Stated task: Work out how many lines include "本合同即告终止" and answer with that number only.

======

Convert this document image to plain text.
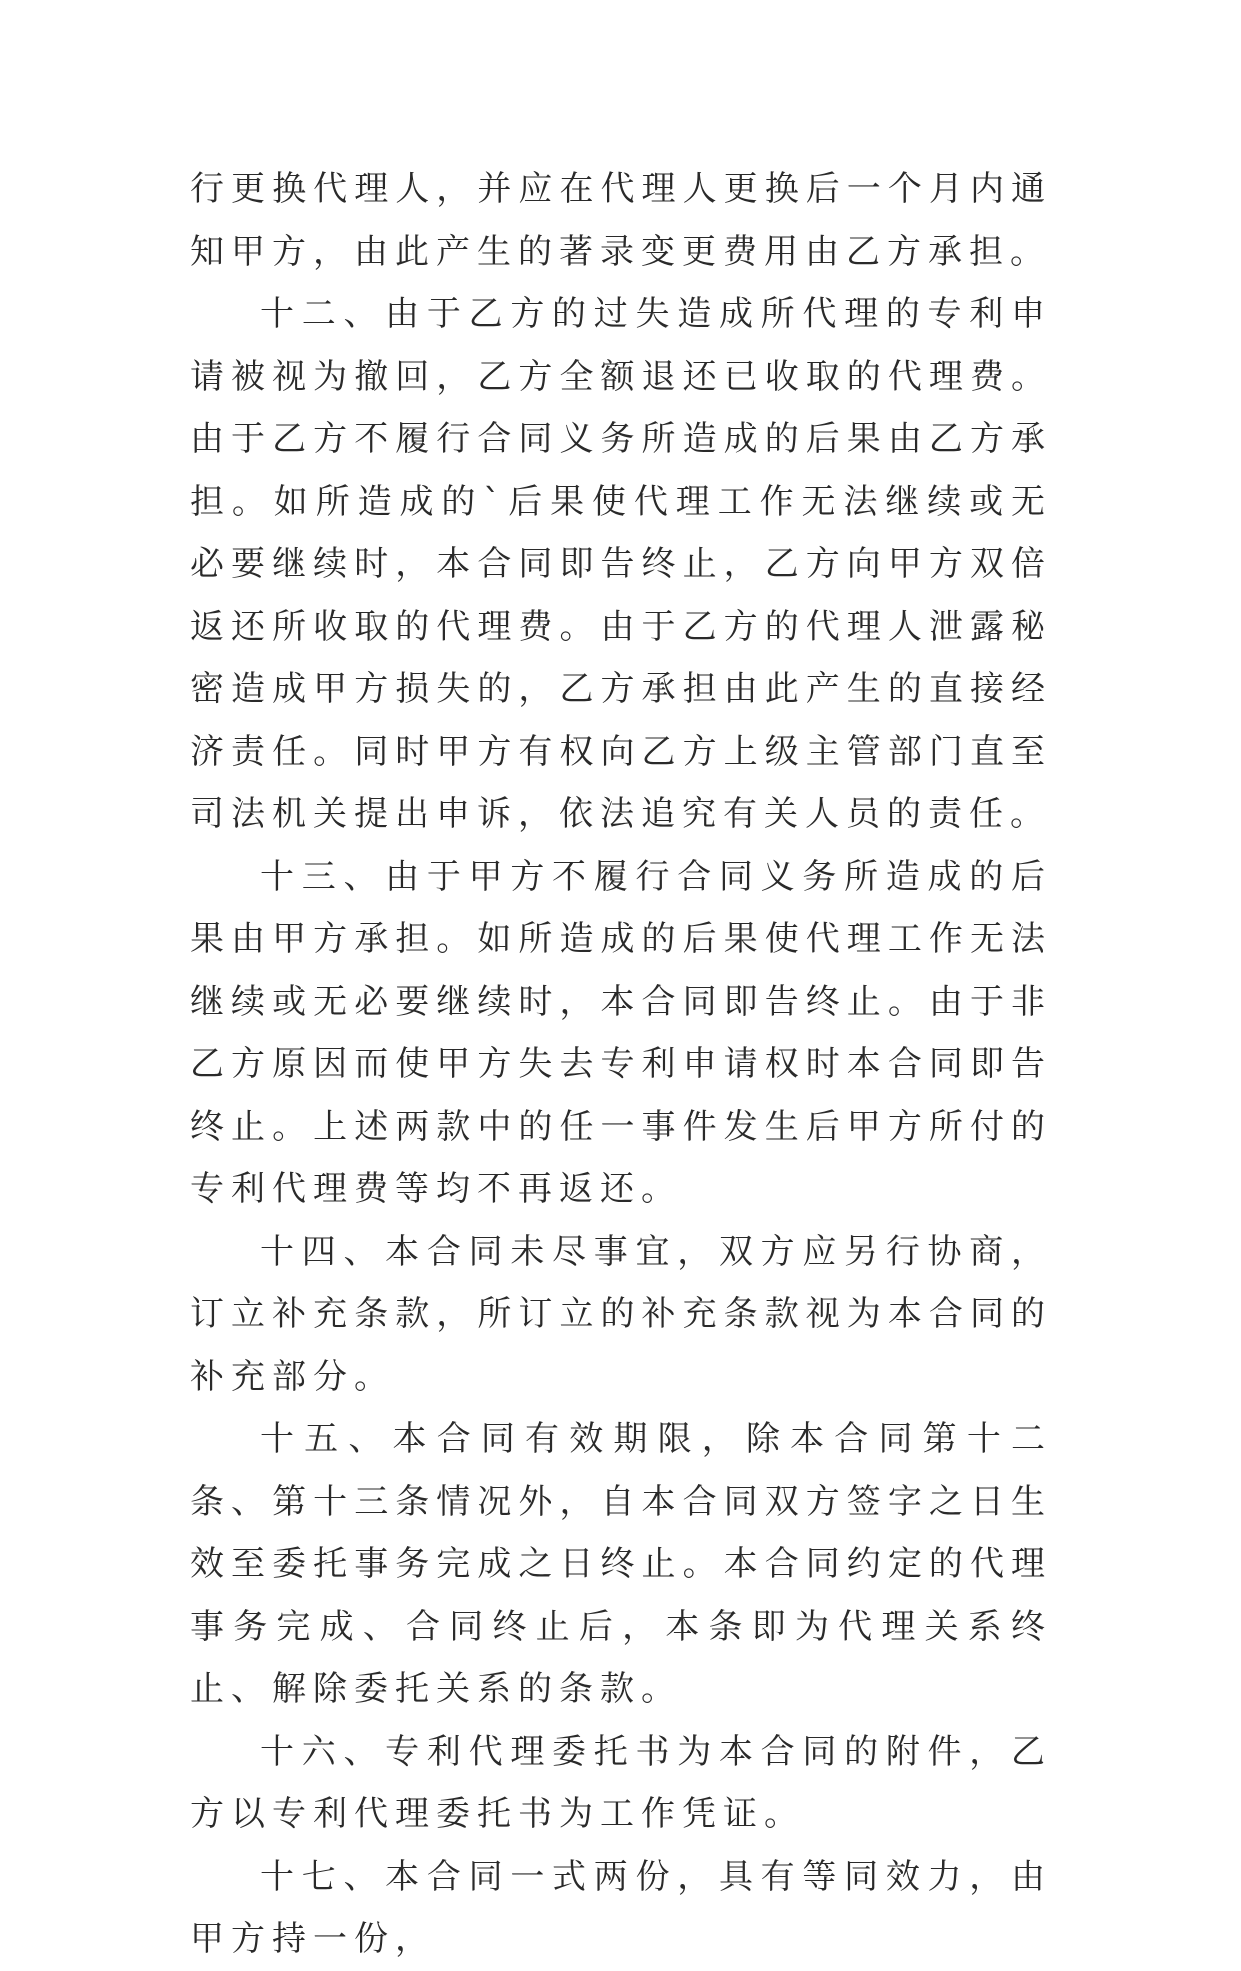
行更换代理人，并应在代理人更换后一个月内通知甲方，由此产生的著录变更费用由乙方承担。

十二、由于乙方的过失造成所代理的专利申请被视为撤回，乙方全额退还已收取的代理费。由于乙方不履行合同义务所造成的后果由乙方承担。如所造成的`后果使代理工作无法继续或无必要继续时，本合同即告终止，乙方向甲方双倍返还所收取的代理费。由于乙方的代理人泄露秘密造成甲方损失的，乙方承担由此产生的直接经济责任。同时甲方有权向乙方上级主管部门直至司法机关提出申诉，依法追究有关人员的责任。

十三、由于甲方不履行合同义务所造成的后果由甲方承担。如所造成的后果使代理工作无法继续或无必要继续时，本合同即告终止。由于非乙方原因而使甲方失去专利申请权时本合同即告终止。上述两款中的任一事件发生后甲方所付的专利代理费等均不再返还。

十四、本合同未尽事宜，双方应另行协商，订立补充条款，所订立的补充条款视为本合同的补充部分。

十五、本合同有效期限，除本合同第十二条、第十三条情况外，自本合同双方签字之日生效至委托事务完成之日终止。本合同约定的代理事务完成、合同终止后，本条即为代理关系终止、解除委托关系的条款。

十六、专利代理委托书为本合同的附件，乙方以专利代理委托书为工作凭证。

十七、本合同一式两份，具有等同效力，由甲方持一份，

======

The output: 2